===== RECORDS FOR THE EXERCISE

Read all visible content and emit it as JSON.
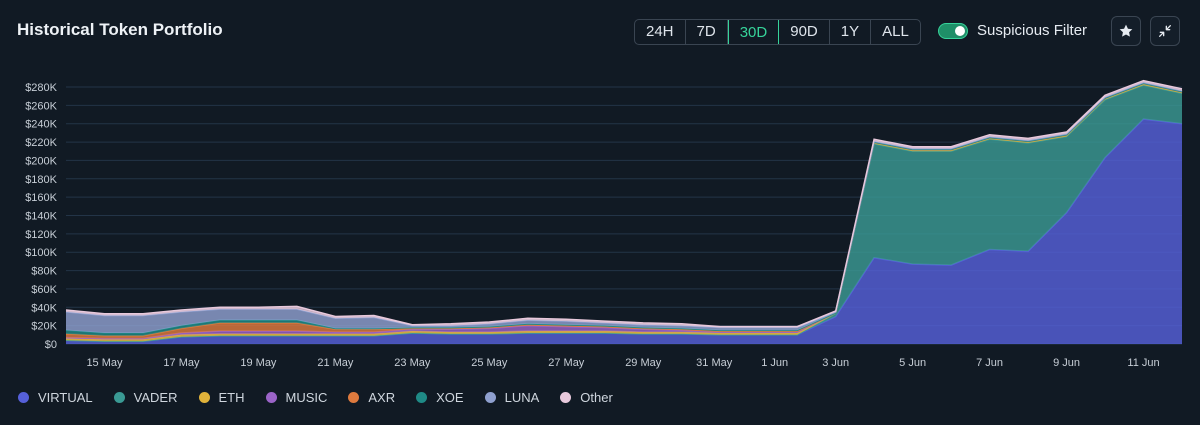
{
  "header": {
    "title": "Historical Token Portfolio",
    "ranges": [
      "24H",
      "7D",
      "30D",
      "90D",
      "1Y",
      "ALL"
    ],
    "active_range": "30D",
    "filter_label": "Suspicious Filter",
    "filter_on": true
  },
  "colors": {
    "VIRTUAL": "#5660d9",
    "VADER": "#3a9a94",
    "ETH": "#e0b23a",
    "MUSIC": "#9b64c8",
    "AXR": "#de7a3e",
    "XOE": "#1f8a86",
    "LUNA": "#8fa0cf",
    "Other": "#e8c9dc"
  },
  "chart_data": {
    "type": "area",
    "stacked": true,
    "x_ticks": [
      "15 May",
      "17 May",
      "19 May",
      "21 May",
      "23 May",
      "25 May",
      "27 May",
      "29 May",
      "31 May",
      "1 Jun",
      "3 Jun",
      "5 Jun",
      "7 Jun",
      "9 Jun",
      "11 Jun"
    ],
    "y_ticks": [
      "$0",
      "$20K",
      "$40K",
      "$60K",
      "$80K",
      "$100K",
      "$120K",
      "$140K",
      "$160K",
      "$180K",
      "$200K",
      "$220K",
      "$240K",
      "$260K",
      "$280K"
    ],
    "ylim": [
      0,
      280000
    ],
    "grid": true,
    "legend": "bottom",
    "x": [
      "14 May",
      "15 May",
      "16 May",
      "17 May",
      "18 May",
      "19 May",
      "20 May",
      "21 May",
      "22 May",
      "23 May",
      "24 May",
      "25 May",
      "26 May",
      "27 May",
      "28 May",
      "29 May",
      "30 May",
      "31 May",
      "1 Jun",
      "2 Jun",
      "3 Jun",
      "4 Jun",
      "5 Jun",
      "6 Jun",
      "7 Jun",
      "8 Jun",
      "9 Jun",
      "10 Jun",
      "11 Jun",
      "12 Jun"
    ],
    "series": [
      {
        "name": "VIRTUAL",
        "values": [
          4000,
          3000,
          3000,
          8000,
          9000,
          9000,
          9000,
          9000,
          9000,
          12000,
          11000,
          11000,
          12000,
          12000,
          12000,
          11000,
          11000,
          10000,
          10000,
          10000,
          30000,
          94000,
          87000,
          86000,
          103000,
          101000,
          143000,
          203000,
          245000,
          240000
        ]
      },
      {
        "name": "VADER",
        "values": [
          0,
          0,
          0,
          0,
          0,
          0,
          0,
          0,
          0,
          0,
          0,
          0,
          0,
          0,
          0,
          0,
          0,
          0,
          0,
          0,
          3000,
          124000,
          123000,
          124000,
          120000,
          118000,
          83000,
          63000,
          37000,
          33000
        ]
      },
      {
        "name": "ETH",
        "values": [
          2000,
          2000,
          2000,
          2000,
          2000,
          2000,
          2000,
          2000,
          2000,
          2000,
          2000,
          2000,
          2000,
          2000,
          2000,
          2000,
          2000,
          2000,
          2000,
          2000,
          1000,
          2000,
          2000,
          2000,
          2000,
          2000,
          2000,
          2000,
          2000,
          2000
        ]
      },
      {
        "name": "MUSIC",
        "values": [
          1000,
          1000,
          1000,
          2000,
          3000,
          3000,
          3000,
          2000,
          2000,
          2000,
          3000,
          4000,
          6000,
          5000,
          4000,
          3000,
          2000,
          1000,
          1000,
          1000,
          0,
          0,
          0,
          0,
          0,
          0,
          0,
          0,
          0,
          0
        ]
      },
      {
        "name": "AXR",
        "values": [
          4000,
          3000,
          3000,
          5000,
          9000,
          9000,
          9000,
          3000,
          3000,
          1000,
          1000,
          1000,
          1000,
          1000,
          1000,
          1000,
          1000,
          1000,
          1000,
          1000,
          0,
          0,
          0,
          0,
          0,
          0,
          0,
          0,
          0,
          0
        ]
      },
      {
        "name": "XOE",
        "values": [
          4000,
          3000,
          3000,
          3000,
          3000,
          3000,
          3000,
          1000,
          1000,
          1000,
          1000,
          1000,
          1000,
          1000,
          1000,
          1000,
          1000,
          1000,
          1000,
          1000,
          0,
          0,
          0,
          0,
          0,
          0,
          0,
          0,
          0,
          0
        ]
      },
      {
        "name": "LUNA",
        "values": [
          20000,
          19000,
          19000,
          15000,
          12000,
          12000,
          12000,
          11000,
          12000,
          2000,
          2000,
          3000,
          4000,
          4000,
          3000,
          3000,
          3000,
          3000,
          3000,
          3000,
          1000,
          1000,
          1000,
          1000,
          1000,
          1000,
          1000,
          1000,
          1000,
          1000
        ]
      },
      {
        "name": "Other",
        "values": [
          2000,
          2000,
          2000,
          2000,
          2000,
          2000,
          3000,
          2000,
          2000,
          1000,
          2000,
          2000,
          2000,
          2000,
          2000,
          2000,
          2000,
          1000,
          1000,
          1000,
          1000,
          2000,
          2000,
          2000,
          2000,
          2000,
          2000,
          2000,
          2000,
          2000
        ]
      }
    ]
  }
}
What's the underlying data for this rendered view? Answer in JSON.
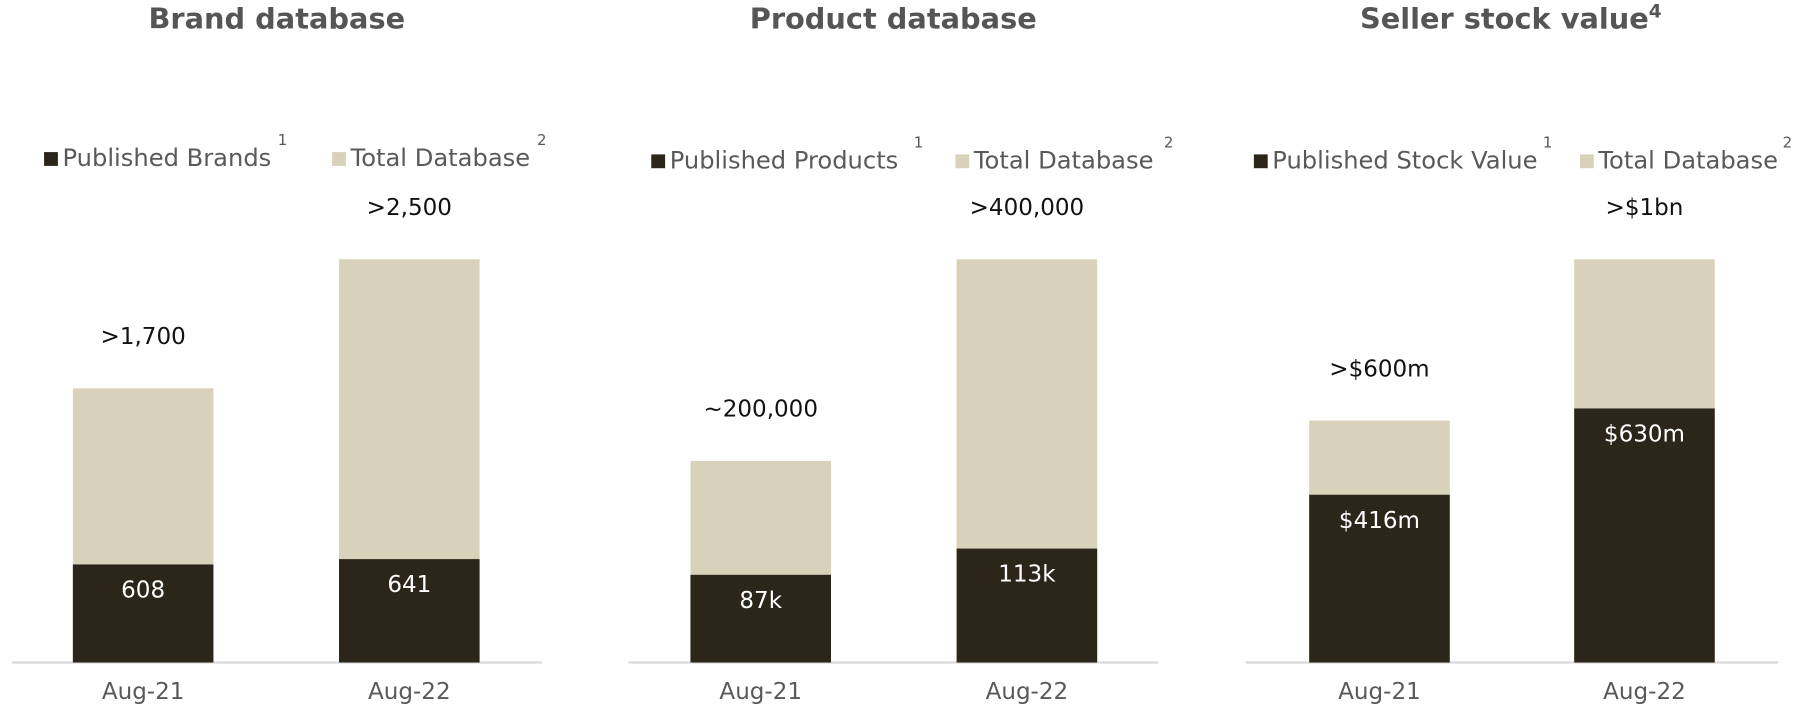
{
  "chart_data": [
    {
      "type": "bar",
      "title": "Brand database",
      "categories": [
        "Aug-21",
        "Aug-22"
      ],
      "series": [
        {
          "name": "Published Brands",
          "note": "1",
          "color": "#2c2519",
          "values": [
            608,
            641
          ]
        },
        {
          "name": "Total Database",
          "note": "2",
          "color": "#d9d2ba",
          "values": [
            1700,
            2500
          ],
          "value_labels": [
            ">1,700",
            ">2,500"
          ]
        }
      ]
    },
    {
      "type": "bar",
      "title": "Product database",
      "categories": [
        "Aug-21",
        "Aug-22"
      ],
      "series": [
        {
          "name": "Published Products",
          "note": "1",
          "color": "#2c2519",
          "values": [
            87000,
            113000
          ],
          "value_labels": [
            "87k",
            "113k"
          ]
        },
        {
          "name": "Total Database",
          "note": "2",
          "color": "#d9d2ba",
          "values": [
            200000,
            400000
          ],
          "value_labels": [
            "~200,000",
            ">400,000"
          ]
        }
      ]
    },
    {
      "type": "bar",
      "title": "Seller stock value",
      "title_note": "4",
      "categories": [
        "Aug-21",
        "Aug-22"
      ],
      "series": [
        {
          "name": "Published Stock Value",
          "note": "1",
          "color": "#2c2519",
          "values": [
            416000000,
            630000000
          ],
          "value_labels": [
            "$416m",
            "$630m"
          ]
        },
        {
          "name": "Total Database",
          "note": "2",
          "color": "#d9d2ba",
          "values": [
            600000000,
            1000000000
          ],
          "value_labels": [
            ">$600m",
            ">$1bn"
          ]
        }
      ]
    }
  ]
}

==========

- EXERCISE DETAILS: Each record should be quoted exactly, with the images omitted.

- OUTPUT:
Read all visible content and emit it as JSON.
{
  "header": {
    "title": "Historical Token Portfolio",
    "ranges": [
      "24H",
      "7D",
      "30D",
      "90D",
      "1Y",
      "ALL"
    ],
    "active_range": "30D",
    "filter_label": "Suspicious Filter",
    "filter_on": true
  },
  "colors": {
    "VIRTUAL": "#5660d9",
    "VADER": "#3a9a94",
    "ETH": "#e0b23a",
    "MUSIC": "#9b64c8",
    "AXR": "#de7a3e",
    "XOE": "#1f8a86",
    "LUNA": "#8fa0cf",
    "Other": "#e8c9dc"
  },
  "chart_data": {
    "type": "area",
    "stacked": true,
    "x_ticks": [
      "15 May",
      "17 May",
      "19 May",
      "21 May",
      "23 May",
      "25 May",
      "27 May",
      "29 May",
      "31 May",
      "1 Jun",
      "3 Jun",
      "5 Jun",
      "7 Jun",
      "9 Jun",
      "11 Jun"
    ],
    "y_ticks": [
      "$0",
      "$20K",
      "$40K",
      "$60K",
      "$80K",
      "$100K",
      "$120K",
      "$140K",
      "$160K",
      "$180K",
      "$200K",
      "$220K",
      "$240K",
      "$260K",
      "$280K"
    ],
    "ylim": [
      0,
      280000
    ],
    "grid": true,
    "legend": "bottom",
    "x": [
      "14 May",
      "15 May",
      "16 May",
      "17 May",
      "18 May",
      "19 May",
      "20 May",
      "21 May",
      "22 May",
      "23 May",
      "24 May",
      "25 May",
      "26 May",
      "27 May",
      "28 May",
      "29 May",
      "30 May",
      "31 May",
      "1 Jun",
      "2 Jun",
      "3 Jun",
      "4 Jun",
      "5 Jun",
      "6 Jun",
      "7 Jun",
      "8 Jun",
      "9 Jun",
      "10 Jun",
      "11 Jun",
      "12 Jun"
    ],
    "series": [
      {
        "name": "VIRTUAL",
        "values": [
          4000,
          3000,
          3000,
          8000,
          9000,
          9000,
          9000,
          9000,
          9000,
          12000,
          11000,
          11000,
          12000,
          12000,
          12000,
          11000,
          11000,
          10000,
          10000,
          10000,
          30000,
          94000,
          87000,
          86000,
          103000,
          101000,
          143000,
          203000,
          245000,
          240000
        ]
      },
      {
        "name": "VADER",
        "values": [
          0,
          0,
          0,
          0,
          0,
          0,
          0,
          0,
          0,
          0,
          0,
          0,
          0,
          0,
          0,
          0,
          0,
          0,
          0,
          0,
          3000,
          124000,
          123000,
          124000,
          120000,
          118000,
          83000,
          63000,
          37000,
          33000
        ]
      },
      {
        "name": "ETH",
        "values": [
          2000,
          2000,
          2000,
          2000,
          2000,
          2000,
          2000,
          2000,
          2000,
          2000,
          2000,
          2000,
          2000,
          2000,
          2000,
          2000,
          2000,
          2000,
          2000,
          2000,
          1000,
          2000,
          2000,
          2000,
          2000,
          2000,
          2000,
          2000,
          2000,
          2000
        ]
      },
      {
        "name": "MUSIC",
        "values": [
          1000,
          1000,
          1000,
          2000,
          3000,
          3000,
          3000,
          2000,
          2000,
          2000,
          3000,
          4000,
          6000,
          5000,
          4000,
          3000,
          2000,
          1000,
          1000,
          1000,
          0,
          0,
          0,
          0,
          0,
          0,
          0,
          0,
          0,
          0
        ]
      },
      {
        "name": "AXR",
        "values": [
          4000,
          3000,
          3000,
          5000,
          9000,
          9000,
          9000,
          3000,
          3000,
          1000,
          1000,
          1000,
          1000,
          1000,
          1000,
          1000,
          1000,
          1000,
          1000,
          1000,
          0,
          0,
          0,
          0,
          0,
          0,
          0,
          0,
          0,
          0
        ]
      },
      {
        "name": "XOE",
        "values": [
          4000,
          3000,
          3000,
          3000,
          3000,
          3000,
          3000,
          1000,
          1000,
          1000,
          1000,
          1000,
          1000,
          1000,
          1000,
          1000,
          1000,
          1000,
          1000,
          1000,
          0,
          0,
          0,
          0,
          0,
          0,
          0,
          0,
          0,
          0
        ]
      },
      {
        "name": "LUNA",
        "values": [
          20000,
          19000,
          19000,
          15000,
          12000,
          12000,
          12000,
          11000,
          12000,
          2000,
          2000,
          3000,
          4000,
          4000,
          3000,
          3000,
          3000,
          3000,
          3000,
          3000,
          1000,
          1000,
          1000,
          1000,
          1000,
          1000,
          1000,
          1000,
          1000,
          1000
        ]
      },
      {
        "name": "Other",
        "values": [
          2000,
          2000,
          2000,
          2000,
          2000,
          2000,
          3000,
          2000,
          2000,
          1000,
          2000,
          2000,
          2000,
          2000,
          2000,
          2000,
          2000,
          1000,
          1000,
          1000,
          1000,
          2000,
          2000,
          2000,
          2000,
          2000,
          2000,
          2000,
          2000,
          2000
        ]
      }
    ]
  }
}
What's the underlying data for this rendered view? Answer in JSON.
{
  "chart_data": [
    {
      "type": "bar",
      "title": "Brand database",
      "categories": [
        "Aug-21",
        "Aug-22"
      ],
      "series": [
        {
          "name": "Published Brands",
          "note": "1",
          "color": "#2c2519",
          "values": [
            608,
            641
          ]
        },
        {
          "name": "Total Database",
          "note": "2",
          "color": "#d9d2ba",
          "values": [
            1700,
            2500
          ],
          "value_labels": [
            ">1,700",
            ">2,500"
          ]
        }
      ]
    },
    {
      "type": "bar",
      "title": "Product database",
      "categories": [
        "Aug-21",
        "Aug-22"
      ],
      "series": [
        {
          "name": "Published Products",
          "note": "1",
          "color": "#2c2519",
          "values": [
            87000,
            113000
          ],
          "value_labels": [
            "87k",
            "113k"
          ]
        },
        {
          "name": "Total Database",
          "note": "2",
          "color": "#d9d2ba",
          "values": [
            200000,
            400000
          ],
          "value_labels": [
            "~200,000",
            ">400,000"
          ]
        }
      ]
    },
    {
      "type": "bar",
      "title": "Seller stock value",
      "title_note": "4",
      "categories": [
        "Aug-21",
        "Aug-22"
      ],
      "series": [
        {
          "name": "Published Stock Value",
          "note": "1",
          "color": "#2c2519",
          "values": [
            416000000,
            630000000
          ],
          "value_labels": [
            "$416m",
            "$630m"
          ]
        },
        {
          "name": "Total Database",
          "note": "2",
          "color": "#d9d2ba",
          "values": [
            600000000,
            1000000000
          ],
          "value_labels": [
            ">$600m",
            ">$1bn"
          ]
        }
      ]
    }
  ]
}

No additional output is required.